Written instruction. In your copy, repeat the records exactly and leave out the pictures.

Dataset records.
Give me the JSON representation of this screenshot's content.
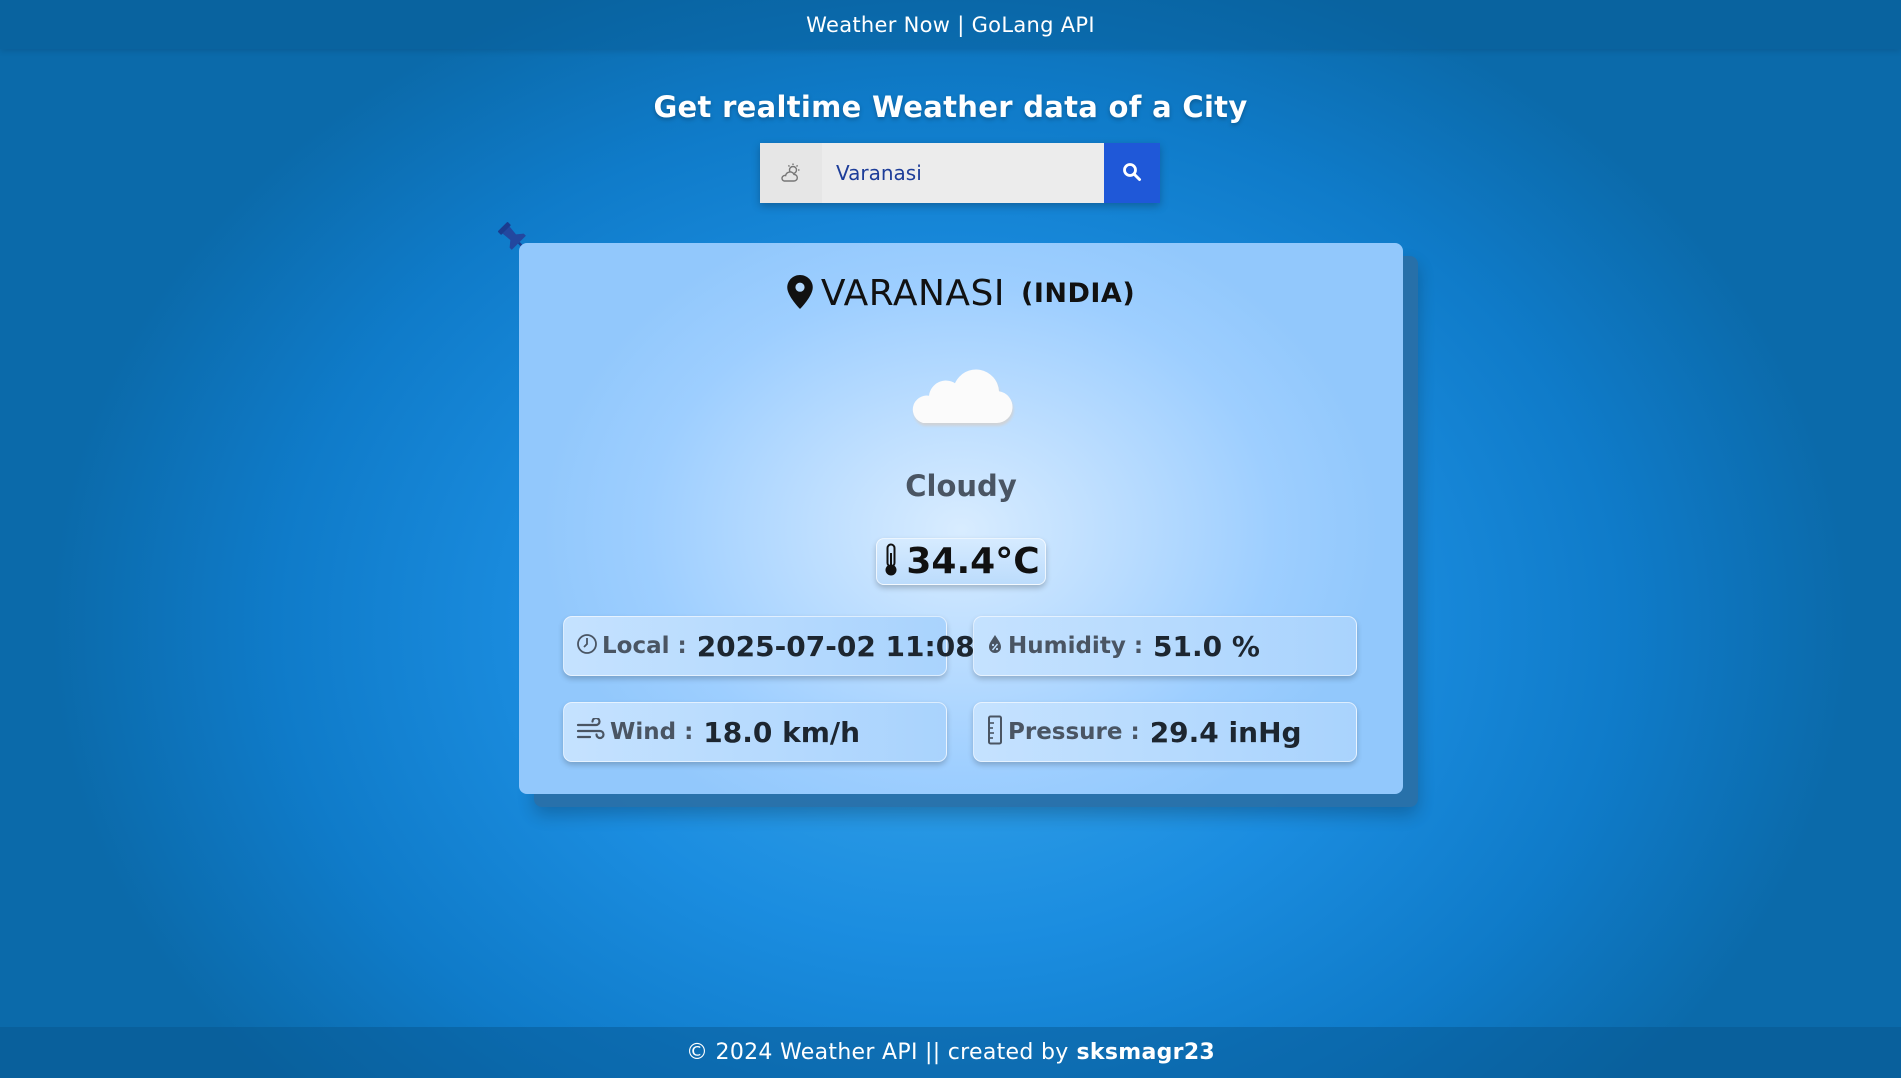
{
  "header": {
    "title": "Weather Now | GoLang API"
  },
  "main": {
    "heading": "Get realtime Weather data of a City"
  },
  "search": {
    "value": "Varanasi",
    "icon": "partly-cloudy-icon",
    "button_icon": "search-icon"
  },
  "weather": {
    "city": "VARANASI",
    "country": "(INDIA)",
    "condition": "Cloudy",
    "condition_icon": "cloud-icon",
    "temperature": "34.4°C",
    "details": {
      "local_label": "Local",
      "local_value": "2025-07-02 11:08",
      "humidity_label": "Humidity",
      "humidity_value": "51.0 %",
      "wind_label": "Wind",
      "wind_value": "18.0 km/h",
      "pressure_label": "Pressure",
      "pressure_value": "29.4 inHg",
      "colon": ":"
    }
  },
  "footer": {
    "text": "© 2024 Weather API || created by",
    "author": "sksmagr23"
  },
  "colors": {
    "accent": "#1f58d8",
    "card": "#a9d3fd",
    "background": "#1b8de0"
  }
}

Written answer.
Give me the JSON representation of this screenshot's content.
{
  "header": {
    "title": "Weather Now | GoLang API"
  },
  "main": {
    "heading": "Get realtime Weather data of a City"
  },
  "search": {
    "value": "Varanasi",
    "icon": "partly-cloudy-icon",
    "button_icon": "search-icon"
  },
  "weather": {
    "city": "VARANASI",
    "country": "(INDIA)",
    "condition": "Cloudy",
    "condition_icon": "cloud-icon",
    "temperature": "34.4°C",
    "details": {
      "local_label": "Local",
      "local_value": "2025-07-02 11:08",
      "humidity_label": "Humidity",
      "humidity_value": "51.0 %",
      "wind_label": "Wind",
      "wind_value": "18.0 km/h",
      "pressure_label": "Pressure",
      "pressure_value": "29.4 inHg",
      "colon": ":"
    }
  },
  "footer": {
    "text": "© 2024 Weather API || created by",
    "author": "sksmagr23"
  },
  "colors": {
    "accent": "#1f58d8",
    "card": "#a9d3fd",
    "background": "#1b8de0"
  }
}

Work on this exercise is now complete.